◆ Instruction ◆
Each line that holds the word "ARMHOLE" counts once; report the total and nothing else.

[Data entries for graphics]
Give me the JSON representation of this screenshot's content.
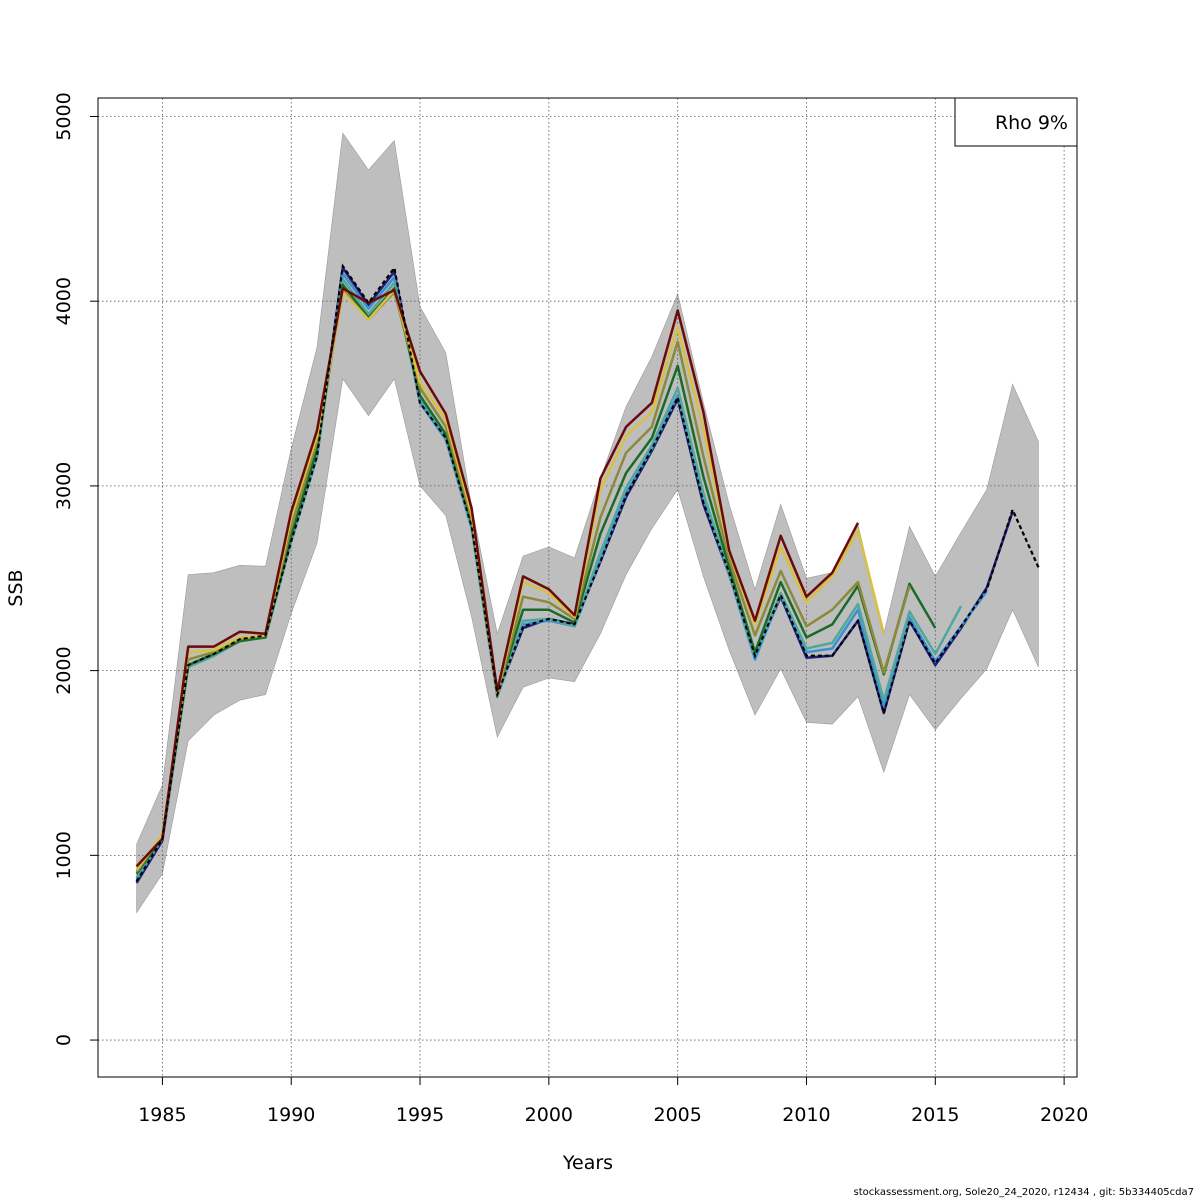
{
  "chart_data": {
    "type": "line",
    "xlabel": "Years",
    "ylabel": "SSB",
    "xlim": [
      1982.5,
      2020.5
    ],
    "ylim": [
      -200,
      5100
    ],
    "xticks": [
      1985,
      1990,
      1995,
      2000,
      2005,
      2010,
      2015,
      2020
    ],
    "yticks": [
      0,
      1000,
      2000,
      3000,
      4000,
      5000
    ],
    "grid": true,
    "legend_text": "Rho 9%",
    "legend_position": "top-right",
    "confidence_band": {
      "color": "#bebebe",
      "x": [
        1984,
        1985,
        1986,
        1987,
        1988,
        1989,
        1990,
        1991,
        1992,
        1993,
        1994,
        1995,
        1996,
        1997,
        1998,
        1999,
        2000,
        2001,
        2002,
        2003,
        2004,
        2005,
        2006,
        2007,
        2008,
        2009,
        2010,
        2011,
        2012,
        2013,
        2014,
        2015,
        2016,
        2017,
        2018,
        2019
      ],
      "upper": [
        1060,
        1380,
        2520,
        2530,
        2570,
        2565,
        3200,
        3750,
        4910,
        4710,
        4870,
        3970,
        3720,
        2890,
        2200,
        2620,
        2670,
        2610,
        3040,
        3430,
        3700,
        4040,
        3450,
        2900,
        2440,
        2900,
        2500,
        2530,
        2790,
        2200,
        2780,
        2510,
        2750,
        2980,
        3550,
        3240
      ],
      "lower": [
        690,
        900,
        1620,
        1760,
        1840,
        1870,
        2310,
        2690,
        3580,
        3380,
        3580,
        3000,
        2840,
        2290,
        1640,
        1910,
        1960,
        1940,
        2200,
        2520,
        2770,
        2980,
        2510,
        2110,
        1760,
        2010,
        1720,
        1710,
        1860,
        1450,
        1870,
        1680,
        1850,
        2010,
        2330,
        2020
      ]
    },
    "series": [
      {
        "color": "#000000",
        "dashed": true,
        "x": [
          1984,
          1985,
          1986,
          1987,
          1988,
          1989,
          1990,
          1991,
          1992,
          1993,
          1994,
          1995,
          1996,
          1997,
          1998,
          1999,
          2000,
          2001,
          2002,
          2003,
          2004,
          2005,
          2006,
          2007,
          2008,
          2009,
          2010,
          2011,
          2012,
          2013,
          2014,
          2015,
          2016,
          2017,
          2018,
          2019
        ],
        "values": [
          860,
          1090,
          2030,
          2090,
          2170,
          2190,
          2700,
          3160,
          4190,
          3990,
          4180,
          3450,
          3260,
          2780,
          1870,
          2240,
          2280,
          2250,
          2590,
          2950,
          3200,
          3480,
          2910,
          2530,
          2080,
          2410,
          2080,
          2080,
          2270,
          1770,
          2270,
          2040,
          2240,
          2440,
          2870,
          2560
        ]
      },
      {
        "color": "#1f1f7a",
        "dashed": false,
        "x": [
          1984,
          1985,
          1986,
          1987,
          1988,
          1989,
          1990,
          1991,
          1992,
          1993,
          1994,
          1995,
          1996,
          1997,
          1998,
          1999,
          2000,
          2001,
          2002,
          2003,
          2004,
          2005,
          2006,
          2007,
          2008,
          2009,
          2010,
          2011,
          2012,
          2013,
          2014,
          2015,
          2016,
          2017,
          2018
        ],
        "values": [
          850,
          1080,
          2030,
          2090,
          2170,
          2190,
          2700,
          3160,
          4180,
          3980,
          4160,
          3450,
          3260,
          2780,
          1870,
          2230,
          2280,
          2250,
          2590,
          2940,
          3190,
          3470,
          2900,
          2520,
          2080,
          2400,
          2070,
          2080,
          2270,
          1770,
          2270,
          2030,
          2230,
          2450,
          2860
        ]
      },
      {
        "color": "#3a8fd6",
        "dashed": false,
        "x": [
          1984,
          1985,
          1986,
          1987,
          1988,
          1989,
          1990,
          1991,
          1992,
          1993,
          1994,
          1995,
          1996,
          1997,
          1998,
          1999,
          2000,
          2001,
          2002,
          2003,
          2004,
          2005,
          2006,
          2007,
          2008,
          2009,
          2010,
          2011,
          2012,
          2013,
          2014,
          2015,
          2016,
          2017
        ],
        "values": [
          870,
          1090,
          2020,
          2080,
          2160,
          2180,
          2700,
          3160,
          4150,
          3960,
          4130,
          3450,
          3250,
          2770,
          1860,
          2250,
          2270,
          2240,
          2600,
          2960,
          3200,
          3490,
          2930,
          2520,
          2060,
          2410,
          2100,
          2120,
          2330,
          1810,
          2290,
          2050,
          2240,
          2430
        ]
      },
      {
        "color": "#4fa89a",
        "dashed": false,
        "x": [
          1984,
          1985,
          1986,
          1987,
          1988,
          1989,
          1990,
          1991,
          1992,
          1993,
          1994,
          1995,
          1996,
          1997,
          1998,
          1999,
          2000,
          2001,
          2002,
          2003,
          2004,
          2005,
          2006,
          2007,
          2008,
          2009,
          2010,
          2011,
          2012,
          2013,
          2014,
          2015,
          2016
        ],
        "values": [
          880,
          1100,
          2020,
          2080,
          2160,
          2180,
          2700,
          3170,
          4120,
          3930,
          4100,
          3470,
          3260,
          2780,
          1860,
          2270,
          2280,
          2240,
          2640,
          2990,
          3220,
          3530,
          2960,
          2530,
          2080,
          2420,
          2120,
          2150,
          2360,
          1840,
          2320,
          2090,
          2350
        ]
      },
      {
        "color": "#1a6b2a",
        "dashed": false,
        "x": [
          1984,
          1985,
          1986,
          1987,
          1988,
          1989,
          1990,
          1991,
          1992,
          1993,
          1994,
          1995,
          1996,
          1997,
          1998,
          1999,
          2000,
          2001,
          2002,
          2003,
          2004,
          2005,
          2006,
          2007,
          2008,
          2009,
          2010,
          2011,
          2012,
          2013,
          2014,
          2015
        ],
        "values": [
          900,
          1100,
          2030,
          2090,
          2160,
          2180,
          2730,
          3200,
          4090,
          3910,
          4070,
          3490,
          3280,
          2800,
          1880,
          2330,
          2330,
          2260,
          2740,
          3070,
          3260,
          3650,
          3050,
          2560,
          2100,
          2480,
          2180,
          2250,
          2460,
          1980,
          2470,
          2230
        ]
      },
      {
        "color": "#8a8a3a",
        "dashed": false,
        "x": [
          1984,
          1985,
          1986,
          1987,
          1988,
          1989,
          1990,
          1991,
          1992,
          1993,
          1994,
          1995,
          1996,
          1997,
          1998,
          1999,
          2000,
          2001,
          2002,
          2003,
          2004,
          2005,
          2006,
          2007,
          2008,
          2009,
          2010,
          2011,
          2012,
          2013,
          2014
        ],
        "values": [
          910,
          1110,
          2060,
          2100,
          2170,
          2190,
          2780,
          3240,
          4060,
          3900,
          4050,
          3530,
          3320,
          2820,
          1870,
          2400,
          2370,
          2280,
          2830,
          3180,
          3320,
          3780,
          3160,
          2600,
          2190,
          2540,
          2240,
          2330,
          2480,
          1990,
          2460
        ]
      },
      {
        "color": "#d8c040",
        "dashed": false,
        "x": [
          1984,
          1985,
          1986,
          1987,
          1988,
          1989,
          1990,
          1991,
          1992,
          1993,
          1994,
          1995,
          1996,
          1997,
          1998,
          1999,
          2000,
          2001,
          2002,
          2003,
          2004,
          2005,
          2006,
          2007,
          2008,
          2009,
          2010,
          2011,
          2012,
          2013
        ],
        "values": [
          920,
          1110,
          2100,
          2110,
          2180,
          2190,
          2830,
          3270,
          4050,
          3900,
          4060,
          3560,
          3360,
          2850,
          1880,
          2480,
          2420,
          2290,
          2980,
          3270,
          3400,
          3860,
          3310,
          2640,
          2250,
          2670,
          2370,
          2510,
          2760,
          2200
        ]
      },
      {
        "color": "#6b0a0a",
        "dashed": false,
        "x": [
          1984,
          1985,
          1986,
          1987,
          1988,
          1989,
          1990,
          1991,
          1992,
          1993,
          1994,
          1995,
          1996,
          1997,
          1998,
          1999,
          2000,
          2001,
          2002,
          2003,
          2004,
          2005,
          2006,
          2007,
          2008,
          2009,
          2010,
          2011,
          2012
        ],
        "values": [
          940,
          1090,
          2130,
          2130,
          2210,
          2200,
          2860,
          3300,
          4070,
          3990,
          4060,
          3620,
          3390,
          2880,
          1890,
          2510,
          2440,
          2300,
          3040,
          3320,
          3450,
          3950,
          3400,
          2650,
          2270,
          2730,
          2400,
          2530,
          2800
        ]
      }
    ]
  },
  "footer": "stockassessment.org, Sole20_24_2020, r12434 , git: 5b334405cda7"
}
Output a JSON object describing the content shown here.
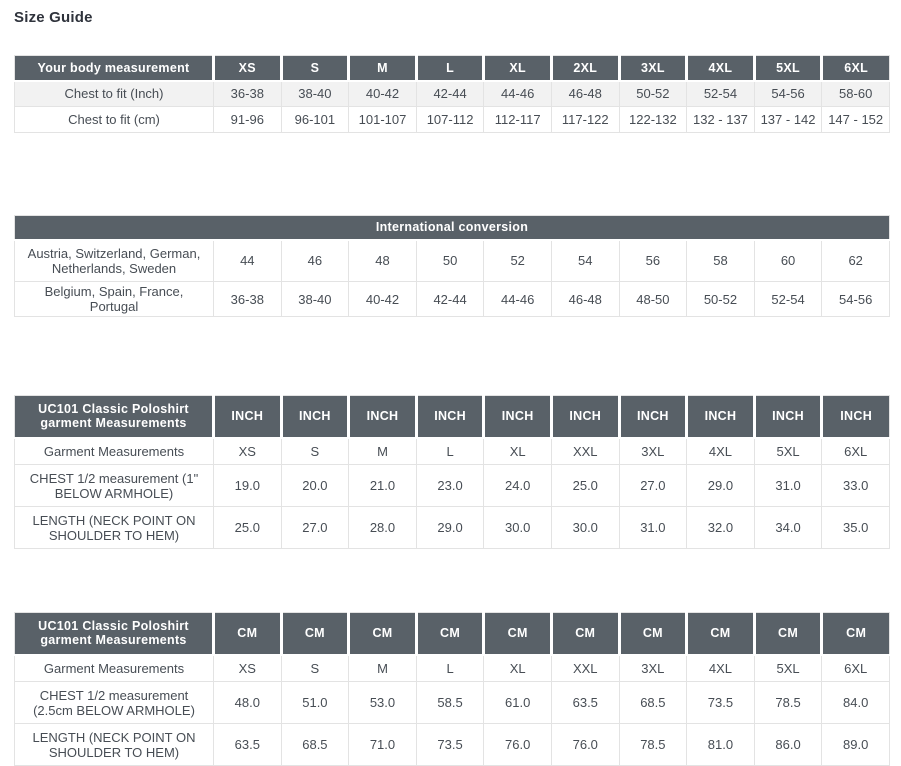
{
  "page": {
    "title": "Size Guide"
  },
  "colors": {
    "header_bg": "#596168",
    "header_text": "#ffffff",
    "body_text": "#474d54",
    "alt_row_bg": "#f2f2f2",
    "border": "#e3e3e3"
  },
  "tables": [
    {
      "id": "body-measurement",
      "columns": 11,
      "header": [
        "Your body measurement",
        "XS",
        "S",
        "M",
        "L",
        "XL",
        "2XL",
        "3XL",
        "4XL",
        "5XL",
        "6XL"
      ],
      "rows": [
        [
          "Chest to fit (Inch)",
          "36-38",
          "38-40",
          "40-42",
          "42-44",
          "44-46",
          "46-48",
          "50-52",
          "52-54",
          "54-56",
          "58-60"
        ],
        [
          "Chest to fit (cm)",
          "91-96",
          "96-101",
          "101-107",
          "107-112",
          "112-117",
          "117-122",
          "122-132",
          "132 - 137",
          "137 - 142",
          "147 - 152"
        ]
      ]
    },
    {
      "id": "international-conversion",
      "columns": 11,
      "header_span": "International conversion",
      "rows": [
        [
          "Austria, Switzerland, German, Netherlands, Sweden",
          "44",
          "46",
          "48",
          "50",
          "52",
          "54",
          "56",
          "58",
          "60",
          "62"
        ],
        [
          "Belgium, Spain, France, Portugal",
          "36-38",
          "38-40",
          "40-42",
          "42-44",
          "44-46",
          "46-48",
          "48-50",
          "50-52",
          "52-54",
          "54-56"
        ]
      ]
    },
    {
      "id": "garment-measurements-inch",
      "columns": 11,
      "header": [
        "UC101 Classic Poloshirt garment Measurements",
        "INCH",
        "INCH",
        "INCH",
        "INCH",
        "INCH",
        "INCH",
        "INCH",
        "INCH",
        "INCH",
        "INCH"
      ],
      "rows": [
        [
          "Garment Measurements",
          "XS",
          "S",
          "M",
          "L",
          "XL",
          "XXL",
          "3XL",
          "4XL",
          "5XL",
          "6XL"
        ],
        [
          "CHEST 1/2 measurement (1\" BELOW ARMHOLE)",
          "19.0",
          "20.0",
          "21.0",
          "23.0",
          "24.0",
          "25.0",
          "27.0",
          "29.0",
          "31.0",
          "33.0"
        ],
        [
          "LENGTH (NECK POINT ON SHOULDER TO HEM)",
          "25.0",
          "27.0",
          "28.0",
          "29.0",
          "30.0",
          "30.0",
          "31.0",
          "32.0",
          "34.0",
          "35.0"
        ]
      ]
    },
    {
      "id": "garment-measurements-cm",
      "columns": 11,
      "header": [
        "UC101 Classic Poloshirt garment Measurements",
        "CM",
        "CM",
        "CM",
        "CM",
        "CM",
        "CM",
        "CM",
        "CM",
        "CM",
        "CM"
      ],
      "rows": [
        [
          "Garment Measurements",
          "XS",
          "S",
          "M",
          "L",
          "XL",
          "XXL",
          "3XL",
          "4XL",
          "5XL",
          "6XL"
        ],
        [
          "CHEST 1/2 measurement (2.5cm BELOW ARMHOLE)",
          "48.0",
          "51.0",
          "53.0",
          "58.5",
          "61.0",
          "63.5",
          "68.5",
          "73.5",
          "78.5",
          "84.0"
        ],
        [
          "LENGTH (NECK POINT ON SHOULDER TO HEM)",
          "63.5",
          "68.5",
          "71.0",
          "73.5",
          "76.0",
          "76.0",
          "78.5",
          "81.0",
          "86.0",
          "89.0"
        ]
      ]
    }
  ]
}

◆ Exercise answer ◆
2